Dataset items
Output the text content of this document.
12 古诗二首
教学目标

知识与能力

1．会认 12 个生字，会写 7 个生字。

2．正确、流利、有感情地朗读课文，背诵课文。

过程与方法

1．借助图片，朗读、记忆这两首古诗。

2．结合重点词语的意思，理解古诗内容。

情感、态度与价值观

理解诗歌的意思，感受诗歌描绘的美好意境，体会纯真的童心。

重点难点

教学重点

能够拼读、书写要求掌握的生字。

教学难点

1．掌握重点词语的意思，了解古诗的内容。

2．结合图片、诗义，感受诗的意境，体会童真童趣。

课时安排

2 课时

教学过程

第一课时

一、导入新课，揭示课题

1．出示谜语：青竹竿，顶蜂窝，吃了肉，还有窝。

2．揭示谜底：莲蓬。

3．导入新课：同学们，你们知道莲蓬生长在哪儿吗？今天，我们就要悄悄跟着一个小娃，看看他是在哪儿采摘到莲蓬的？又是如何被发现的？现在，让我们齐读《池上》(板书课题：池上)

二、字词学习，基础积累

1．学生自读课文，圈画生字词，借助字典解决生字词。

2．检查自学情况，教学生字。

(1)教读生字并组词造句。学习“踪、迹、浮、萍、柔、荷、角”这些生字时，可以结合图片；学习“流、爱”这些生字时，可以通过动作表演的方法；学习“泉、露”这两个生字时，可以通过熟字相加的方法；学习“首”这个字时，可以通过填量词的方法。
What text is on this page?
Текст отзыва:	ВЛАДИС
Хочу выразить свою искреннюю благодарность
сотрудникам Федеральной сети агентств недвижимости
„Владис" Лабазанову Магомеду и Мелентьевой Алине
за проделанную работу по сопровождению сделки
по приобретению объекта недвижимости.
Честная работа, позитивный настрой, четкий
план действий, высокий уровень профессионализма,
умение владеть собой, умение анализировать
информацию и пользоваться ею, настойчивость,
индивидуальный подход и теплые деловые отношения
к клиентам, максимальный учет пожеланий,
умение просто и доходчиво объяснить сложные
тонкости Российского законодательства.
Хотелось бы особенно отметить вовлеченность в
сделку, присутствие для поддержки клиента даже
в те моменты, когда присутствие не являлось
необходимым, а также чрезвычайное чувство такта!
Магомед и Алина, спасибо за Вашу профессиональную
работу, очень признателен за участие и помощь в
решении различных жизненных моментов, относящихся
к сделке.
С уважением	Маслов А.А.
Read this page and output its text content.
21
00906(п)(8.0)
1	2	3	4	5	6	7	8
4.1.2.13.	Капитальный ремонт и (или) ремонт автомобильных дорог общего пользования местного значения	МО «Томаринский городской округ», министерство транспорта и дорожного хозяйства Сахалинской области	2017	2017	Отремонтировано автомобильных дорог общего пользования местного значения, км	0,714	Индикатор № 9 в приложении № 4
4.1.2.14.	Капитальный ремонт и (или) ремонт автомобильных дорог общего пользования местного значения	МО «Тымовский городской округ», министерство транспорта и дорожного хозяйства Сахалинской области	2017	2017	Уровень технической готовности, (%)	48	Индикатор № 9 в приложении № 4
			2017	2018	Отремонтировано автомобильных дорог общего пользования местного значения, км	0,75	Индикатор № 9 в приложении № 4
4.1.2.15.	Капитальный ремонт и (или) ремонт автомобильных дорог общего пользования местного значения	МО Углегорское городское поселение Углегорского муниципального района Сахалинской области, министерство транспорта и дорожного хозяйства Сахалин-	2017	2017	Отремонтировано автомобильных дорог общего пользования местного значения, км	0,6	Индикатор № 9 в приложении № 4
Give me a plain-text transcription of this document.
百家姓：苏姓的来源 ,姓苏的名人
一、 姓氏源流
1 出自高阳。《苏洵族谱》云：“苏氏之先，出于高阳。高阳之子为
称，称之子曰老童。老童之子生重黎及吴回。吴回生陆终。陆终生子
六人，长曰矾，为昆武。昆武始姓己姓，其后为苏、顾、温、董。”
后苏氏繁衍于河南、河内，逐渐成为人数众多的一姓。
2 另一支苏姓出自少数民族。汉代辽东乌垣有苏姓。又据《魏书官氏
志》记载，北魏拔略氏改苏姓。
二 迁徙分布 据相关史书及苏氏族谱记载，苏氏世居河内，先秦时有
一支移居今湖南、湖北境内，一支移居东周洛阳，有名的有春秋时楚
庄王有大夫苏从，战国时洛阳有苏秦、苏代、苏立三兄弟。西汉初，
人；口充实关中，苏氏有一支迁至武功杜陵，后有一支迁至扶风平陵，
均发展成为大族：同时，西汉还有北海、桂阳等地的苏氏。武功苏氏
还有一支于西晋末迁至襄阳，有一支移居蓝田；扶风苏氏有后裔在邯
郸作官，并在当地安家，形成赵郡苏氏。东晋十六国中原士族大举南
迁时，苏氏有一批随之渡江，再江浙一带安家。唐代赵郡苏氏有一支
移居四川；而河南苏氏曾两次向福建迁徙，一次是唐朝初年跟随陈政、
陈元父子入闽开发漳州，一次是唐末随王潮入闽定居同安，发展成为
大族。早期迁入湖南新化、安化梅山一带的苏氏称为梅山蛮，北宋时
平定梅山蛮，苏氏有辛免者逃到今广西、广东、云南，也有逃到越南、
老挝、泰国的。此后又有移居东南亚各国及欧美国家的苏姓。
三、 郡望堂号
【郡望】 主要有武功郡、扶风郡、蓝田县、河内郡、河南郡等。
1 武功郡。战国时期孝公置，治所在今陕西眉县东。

Given instruction: Extract each entry in full, exactly as given.

Solution to this task:
Output the text content of this document.
12 古诗二首
教学目标

知识与能力

1．会认 12 个生字，会写 7 个生字。

2．正确、流利、有感情地朗读课文，背诵课文。

过程与方法

1．借助图片，朗读、记忆这两首古诗。

2．结合重点词语的意思，理解古诗内容。

情感、态度与价值观

理解诗歌的意思，感受诗歌描绘的美好意境，体会纯真的童心。

重点难点

教学重点

能够拼读、书写要求掌握的生字。

教学难点

1．掌握重点词语的意思，了解古诗的内容。

2．结合图片、诗义，感受诗的意境，体会童真童趣。

课时安排

2 课时

教学过程

第一课时

一、导入新课，揭示课题

1．出示谜语：青竹竿，顶蜂窝，吃了肉，还有窝。

2．揭示谜底：莲蓬。

3．导入新课：同学们，你们知道莲蓬生长在哪儿吗？今天，我们就要悄悄跟着一个小娃，看看他是在哪儿采摘到莲蓬的？又是如何被发现的？现在，让我们齐读《池上》(板书课题：池上)

二、字词学习，基础积累

1．学生自读课文，圈画生字词，借助字典解决生字词。

2．检查自学情况，教学生字。

(1)教读生字并组词造句。学习“踪、迹、浮、萍、柔、荷、角”这些生字时，可以结合图片；学习“流、爱”这些生字时，可以通过动作表演的方法；学习“泉、露”这两个生字时，可以通过熟字相加的方法；学习“首”这个字时，可以通过填量词的方法。
What text is on this page?
Текст отзыва:	ВЛАДИС
Хочу выразить свою искреннюю благодарность
сотрудникам Федеральной сети агентств недвижимости
„Владис" Лабазанову Магомеду и Мелентьевой Алине
за проделанную работу по сопровождению сделки
по приобретению объекта недвижимости.
Честная работа, позитивный настрой, четкий
план действий, высокий уровень профессионализма,
умение владеть собой, умение анализировать
информацию и пользоваться ею, настойчивость,
индивидуальный подход и теплые деловые отношения
к клиентам, максимальный учет пожеланий,
умение просто и доходчиво объяснить сложные
тонкости Российского законодательства.
Хотелось бы особенно отметить вовлеченность в
сделку, присутствие для поддержки клиента даже
в те моменты, когда присутствие не являлось
необходимым, а также чрезвычайное чувство такта!
Магомед и Алина, спасибо за Вашу профессиональную
работу, очень признателен за участие и помощь в
решении различных жизненных моментов, относящихся
к сделке.
С уважением	Маслов А.А.
Read this page and output its text content.
21
00906(п)(8.0)
1	2	3	4	5	6	7	8
4.1.2.13.	Капитальный ремонт и (или) ремонт автомобильных дорог общего пользования местного значения	МО «Томаринский городской округ», министерство транспорта и дорожного хозяйства Сахалинской области	2017	2017	Отремонтировано автомобильных дорог общего пользования местного значения, км	0,714	Индикатор № 9 в приложении № 4
4.1.2.14.	Капитальный ремонт и (или) ремонт автомобильных дорог общего пользования местного значения	МО «Тымовский городской округ», министерство транспорта и дорожного хозяйства Сахалинской области	2017	2017	Уровень технической готовности, (%)	48	Индикатор № 9 в приложении № 4
			2017	2018	Отремонтировано автомобильных дорог общего пользования местного значения, км	0,75	Индикатор № 9 в приложении № 4
4.1.2.15.	Капитальный ремонт и (или) ремонт автомобильных дорог общего пользования местного значения	МО Углегорское городское поселение Углегорского муниципального района Сахалинской области, министерство транспорта и дорожного хозяйства Сахалин-	2017	2017	Отремонтировано автомобильных дорог общего пользования местного значения, км	0,6	Индикатор № 9 в приложении № 4
Give me a plain-text transcription of this document.
百家姓：苏姓的来源 ,姓苏的名人
一、 姓氏源流
1 出自高阳。《苏洵族谱》云：“苏氏之先，出于高阳。高阳之子为
称，称之子曰老童。老童之子生重黎及吴回。吴回生陆终。陆终生子
六人，长曰矾，为昆武。昆武始姓己姓，其后为苏、顾、温、董。”
后苏氏繁衍于河南、河内，逐渐成为人数众多的一姓。
2 另一支苏姓出自少数民族。汉代辽东乌垣有苏姓。又据《魏书官氏
志》记载，北魏拔略氏改苏姓。
二 迁徙分布 据相关史书及苏氏族谱记载，苏氏世居河内，先秦时有
一支移居今湖南、湖北境内，一支移居东周洛阳，有名的有春秋时楚
庄王有大夫苏从，战国时洛阳有苏秦、苏代、苏立三兄弟。西汉初，
人；口充实关中，苏氏有一支迁至武功杜陵，后有一支迁至扶风平陵，
均发展成为大族：同时，西汉还有北海、桂阳等地的苏氏。武功苏氏
还有一支于西晋末迁至襄阳，有一支移居蓝田；扶风苏氏有后裔在邯
郸作官，并在当地安家，形成赵郡苏氏。东晋十六国中原士族大举南
迁时，苏氏有一批随之渡江，再江浙一带安家。唐代赵郡苏氏有一支
移居四川；而河南苏氏曾两次向福建迁徙，一次是唐朝初年跟随陈政、
陈元父子入闽开发漳州，一次是唐末随王潮入闽定居同安，发展成为
大族。早期迁入湖南新化、安化梅山一带的苏氏称为梅山蛮，北宋时
平定梅山蛮，苏氏有辛免者逃到今广西、广东、云南，也有逃到越南、
老挝、泰国的。此后又有移居东南亚各国及欧美国家的苏姓。
三、 郡望堂号
【郡望】 主要有武功郡、扶风郡、蓝田县、河内郡、河南郡等。
1 武功郡。战国时期孝公置，治所在今陕西眉县东。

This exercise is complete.